Problem description:
In the data below, find every line that has the string "amount", and copy it.

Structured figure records
:::::
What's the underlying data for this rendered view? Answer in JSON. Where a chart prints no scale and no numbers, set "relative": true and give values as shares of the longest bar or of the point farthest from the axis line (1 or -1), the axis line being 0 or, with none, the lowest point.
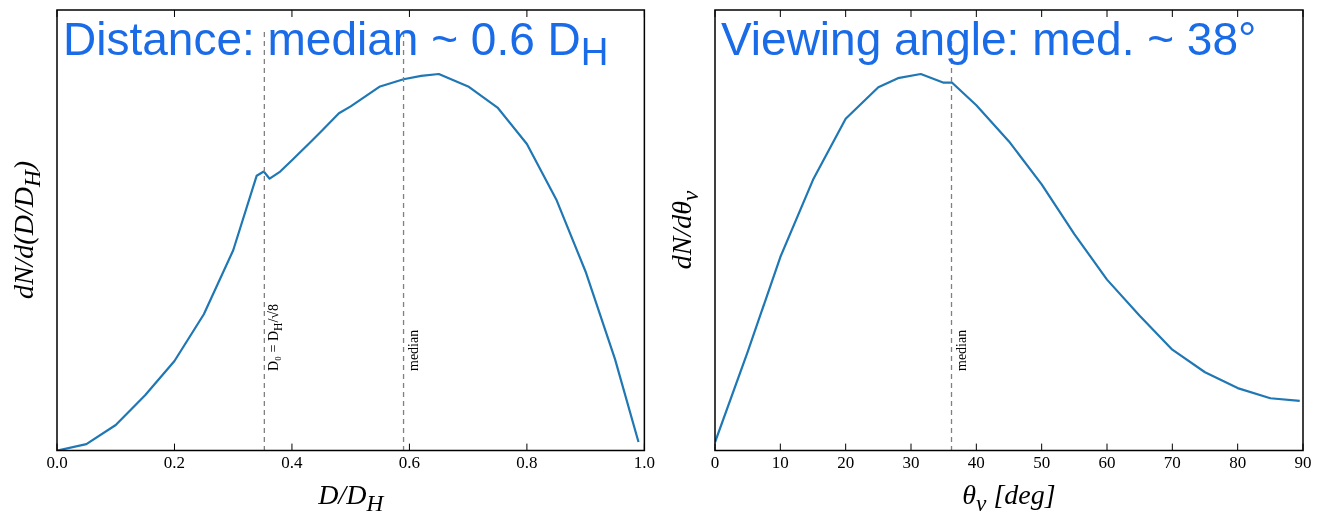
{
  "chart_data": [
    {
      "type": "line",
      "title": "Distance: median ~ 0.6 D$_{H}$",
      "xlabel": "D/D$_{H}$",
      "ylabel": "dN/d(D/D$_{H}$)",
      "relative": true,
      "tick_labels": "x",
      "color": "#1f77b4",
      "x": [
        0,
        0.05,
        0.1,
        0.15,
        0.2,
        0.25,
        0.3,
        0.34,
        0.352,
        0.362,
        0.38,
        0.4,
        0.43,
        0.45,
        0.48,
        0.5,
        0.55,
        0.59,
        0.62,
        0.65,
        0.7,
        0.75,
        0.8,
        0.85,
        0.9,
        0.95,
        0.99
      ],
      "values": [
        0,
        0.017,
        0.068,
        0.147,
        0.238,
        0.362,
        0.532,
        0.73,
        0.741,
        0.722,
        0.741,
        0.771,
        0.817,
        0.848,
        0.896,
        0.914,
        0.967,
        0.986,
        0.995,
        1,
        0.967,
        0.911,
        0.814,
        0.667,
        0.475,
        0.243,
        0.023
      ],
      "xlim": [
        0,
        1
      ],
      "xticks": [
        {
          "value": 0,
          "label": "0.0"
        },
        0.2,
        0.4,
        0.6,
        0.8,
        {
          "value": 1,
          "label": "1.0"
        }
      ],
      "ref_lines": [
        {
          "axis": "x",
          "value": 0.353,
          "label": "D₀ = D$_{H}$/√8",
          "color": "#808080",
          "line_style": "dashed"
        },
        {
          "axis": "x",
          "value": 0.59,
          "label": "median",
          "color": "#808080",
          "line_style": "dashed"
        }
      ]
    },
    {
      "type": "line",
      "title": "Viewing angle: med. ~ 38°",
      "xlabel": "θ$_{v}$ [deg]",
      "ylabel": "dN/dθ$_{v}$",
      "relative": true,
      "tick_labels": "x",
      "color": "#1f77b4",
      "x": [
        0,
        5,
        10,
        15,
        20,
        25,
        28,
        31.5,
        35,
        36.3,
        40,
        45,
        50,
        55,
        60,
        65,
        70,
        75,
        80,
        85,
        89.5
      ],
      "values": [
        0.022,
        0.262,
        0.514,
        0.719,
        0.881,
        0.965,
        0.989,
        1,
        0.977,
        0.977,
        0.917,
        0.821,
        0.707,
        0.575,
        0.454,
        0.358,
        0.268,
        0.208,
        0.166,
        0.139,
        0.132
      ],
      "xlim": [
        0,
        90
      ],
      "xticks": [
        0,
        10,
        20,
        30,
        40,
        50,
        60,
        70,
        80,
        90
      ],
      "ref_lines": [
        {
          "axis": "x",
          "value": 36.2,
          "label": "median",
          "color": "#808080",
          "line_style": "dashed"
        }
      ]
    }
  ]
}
:::::
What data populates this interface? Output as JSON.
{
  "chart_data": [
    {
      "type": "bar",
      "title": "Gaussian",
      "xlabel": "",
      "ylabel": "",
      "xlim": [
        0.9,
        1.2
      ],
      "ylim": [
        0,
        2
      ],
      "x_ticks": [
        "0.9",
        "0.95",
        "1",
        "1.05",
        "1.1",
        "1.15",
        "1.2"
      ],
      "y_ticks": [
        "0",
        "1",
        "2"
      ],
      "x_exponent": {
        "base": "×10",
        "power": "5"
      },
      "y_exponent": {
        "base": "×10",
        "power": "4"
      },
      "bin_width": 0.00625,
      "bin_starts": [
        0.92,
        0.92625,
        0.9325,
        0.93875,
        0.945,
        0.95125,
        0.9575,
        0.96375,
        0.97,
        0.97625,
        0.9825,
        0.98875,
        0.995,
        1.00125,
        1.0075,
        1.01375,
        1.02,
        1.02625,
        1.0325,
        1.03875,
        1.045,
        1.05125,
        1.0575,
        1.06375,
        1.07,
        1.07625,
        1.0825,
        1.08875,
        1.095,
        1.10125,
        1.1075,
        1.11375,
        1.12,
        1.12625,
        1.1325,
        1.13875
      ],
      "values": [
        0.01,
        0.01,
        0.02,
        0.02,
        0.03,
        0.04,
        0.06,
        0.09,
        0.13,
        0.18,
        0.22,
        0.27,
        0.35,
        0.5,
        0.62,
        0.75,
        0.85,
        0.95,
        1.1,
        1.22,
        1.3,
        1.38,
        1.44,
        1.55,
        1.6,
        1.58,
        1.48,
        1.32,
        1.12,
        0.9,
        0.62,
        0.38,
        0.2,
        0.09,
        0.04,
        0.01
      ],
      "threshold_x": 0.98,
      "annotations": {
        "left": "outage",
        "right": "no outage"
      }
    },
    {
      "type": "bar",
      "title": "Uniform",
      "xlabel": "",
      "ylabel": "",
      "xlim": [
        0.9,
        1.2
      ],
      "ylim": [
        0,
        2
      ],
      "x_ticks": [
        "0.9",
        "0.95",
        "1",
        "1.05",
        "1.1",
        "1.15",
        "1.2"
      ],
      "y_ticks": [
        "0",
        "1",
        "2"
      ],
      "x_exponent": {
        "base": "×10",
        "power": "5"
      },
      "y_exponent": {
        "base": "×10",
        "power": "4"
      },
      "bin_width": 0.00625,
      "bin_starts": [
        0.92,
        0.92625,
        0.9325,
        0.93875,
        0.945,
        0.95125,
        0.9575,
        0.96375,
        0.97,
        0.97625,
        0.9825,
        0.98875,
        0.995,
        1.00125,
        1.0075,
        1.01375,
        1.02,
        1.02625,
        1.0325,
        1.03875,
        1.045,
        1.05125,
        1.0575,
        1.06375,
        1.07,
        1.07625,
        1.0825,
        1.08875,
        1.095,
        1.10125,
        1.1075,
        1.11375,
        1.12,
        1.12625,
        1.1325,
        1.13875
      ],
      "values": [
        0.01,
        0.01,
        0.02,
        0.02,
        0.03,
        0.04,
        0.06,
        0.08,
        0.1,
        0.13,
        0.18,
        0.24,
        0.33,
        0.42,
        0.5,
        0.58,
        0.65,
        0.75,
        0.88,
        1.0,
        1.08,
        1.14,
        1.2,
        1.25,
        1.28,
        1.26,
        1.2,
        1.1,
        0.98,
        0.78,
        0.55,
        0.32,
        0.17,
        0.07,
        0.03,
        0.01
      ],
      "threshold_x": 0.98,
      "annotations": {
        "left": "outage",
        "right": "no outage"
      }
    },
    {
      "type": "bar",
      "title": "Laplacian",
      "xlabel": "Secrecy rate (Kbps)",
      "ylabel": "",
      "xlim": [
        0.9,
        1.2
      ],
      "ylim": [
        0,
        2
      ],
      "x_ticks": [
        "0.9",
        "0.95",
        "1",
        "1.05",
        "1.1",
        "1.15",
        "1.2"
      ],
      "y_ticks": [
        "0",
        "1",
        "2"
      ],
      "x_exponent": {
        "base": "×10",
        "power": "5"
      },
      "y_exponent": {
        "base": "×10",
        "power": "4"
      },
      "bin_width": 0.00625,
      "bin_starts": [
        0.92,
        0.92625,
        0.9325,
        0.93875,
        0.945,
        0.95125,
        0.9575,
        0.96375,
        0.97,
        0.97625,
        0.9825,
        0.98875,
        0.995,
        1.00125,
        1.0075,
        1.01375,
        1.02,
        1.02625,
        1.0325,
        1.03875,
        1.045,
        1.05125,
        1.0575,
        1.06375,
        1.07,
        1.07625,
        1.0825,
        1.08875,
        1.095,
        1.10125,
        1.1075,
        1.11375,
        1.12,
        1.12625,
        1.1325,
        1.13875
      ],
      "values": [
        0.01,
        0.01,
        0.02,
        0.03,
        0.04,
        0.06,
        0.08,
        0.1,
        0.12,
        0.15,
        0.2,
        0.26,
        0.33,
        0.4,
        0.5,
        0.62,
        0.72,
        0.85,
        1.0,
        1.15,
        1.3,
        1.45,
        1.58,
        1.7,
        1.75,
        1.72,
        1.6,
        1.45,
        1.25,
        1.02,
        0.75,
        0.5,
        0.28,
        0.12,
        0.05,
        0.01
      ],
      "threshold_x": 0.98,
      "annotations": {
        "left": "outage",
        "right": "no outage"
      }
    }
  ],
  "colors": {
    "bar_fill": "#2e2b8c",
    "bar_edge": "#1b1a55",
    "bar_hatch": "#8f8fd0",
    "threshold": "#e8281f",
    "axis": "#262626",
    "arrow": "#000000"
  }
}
:::::
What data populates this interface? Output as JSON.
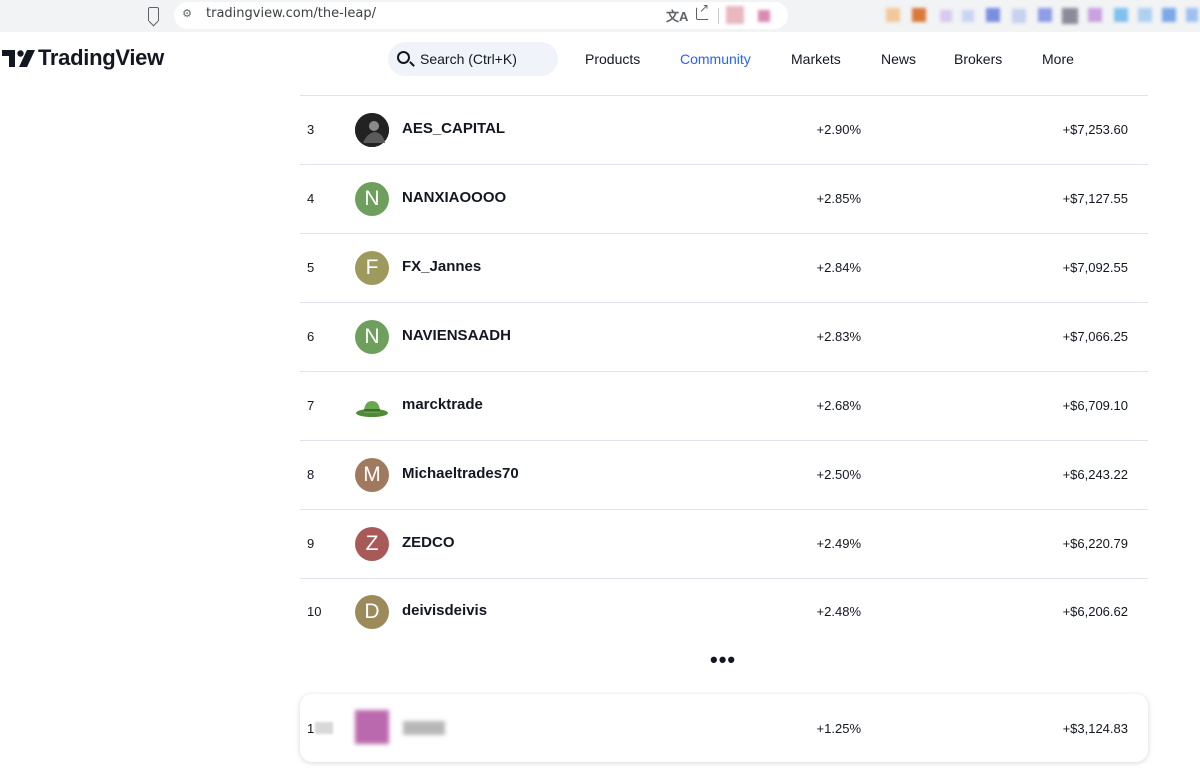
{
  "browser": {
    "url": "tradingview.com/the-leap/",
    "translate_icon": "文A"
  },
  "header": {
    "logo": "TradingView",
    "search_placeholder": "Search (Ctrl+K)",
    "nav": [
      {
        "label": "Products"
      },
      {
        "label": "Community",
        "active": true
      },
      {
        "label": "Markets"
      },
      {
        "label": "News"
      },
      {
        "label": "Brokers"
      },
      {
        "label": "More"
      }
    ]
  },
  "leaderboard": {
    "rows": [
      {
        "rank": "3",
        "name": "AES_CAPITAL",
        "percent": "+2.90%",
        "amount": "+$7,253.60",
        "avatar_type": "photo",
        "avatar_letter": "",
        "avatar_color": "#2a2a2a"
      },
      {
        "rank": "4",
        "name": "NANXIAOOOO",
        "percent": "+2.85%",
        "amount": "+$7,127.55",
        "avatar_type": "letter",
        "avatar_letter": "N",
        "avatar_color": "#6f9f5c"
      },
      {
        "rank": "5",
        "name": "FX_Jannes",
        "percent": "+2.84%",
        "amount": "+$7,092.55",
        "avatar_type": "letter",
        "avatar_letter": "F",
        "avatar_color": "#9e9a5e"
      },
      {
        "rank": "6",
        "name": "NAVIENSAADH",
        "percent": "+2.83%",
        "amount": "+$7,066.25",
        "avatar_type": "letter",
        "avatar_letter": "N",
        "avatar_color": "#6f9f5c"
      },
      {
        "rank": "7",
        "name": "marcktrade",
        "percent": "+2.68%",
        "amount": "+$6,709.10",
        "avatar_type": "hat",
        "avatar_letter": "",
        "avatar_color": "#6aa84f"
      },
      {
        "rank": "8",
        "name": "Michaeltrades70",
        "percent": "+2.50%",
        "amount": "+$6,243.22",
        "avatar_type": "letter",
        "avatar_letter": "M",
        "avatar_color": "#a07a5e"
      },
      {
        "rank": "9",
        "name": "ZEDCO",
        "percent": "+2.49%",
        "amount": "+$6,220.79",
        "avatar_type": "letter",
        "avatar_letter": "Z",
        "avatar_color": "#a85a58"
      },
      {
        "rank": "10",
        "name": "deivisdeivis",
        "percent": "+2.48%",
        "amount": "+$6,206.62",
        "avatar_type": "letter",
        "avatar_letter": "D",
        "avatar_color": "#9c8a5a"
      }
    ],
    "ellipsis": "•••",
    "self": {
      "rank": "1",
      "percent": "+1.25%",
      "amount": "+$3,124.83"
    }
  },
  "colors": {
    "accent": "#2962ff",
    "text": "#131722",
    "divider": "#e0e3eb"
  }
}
:::::
Complete answer:
        "amount": "+$7,253.60",
        "amount": "+$7,127.55",
        "amount": "+$7,092.55",
        "amount": "+$7,066.25",
        "amount": "+$6,709.10",
        "amount": "+$6,243.22",
        "amount": "+$6,220.79",
        "amount": "+$6,206.62",
      "amount": "+$3,124.83"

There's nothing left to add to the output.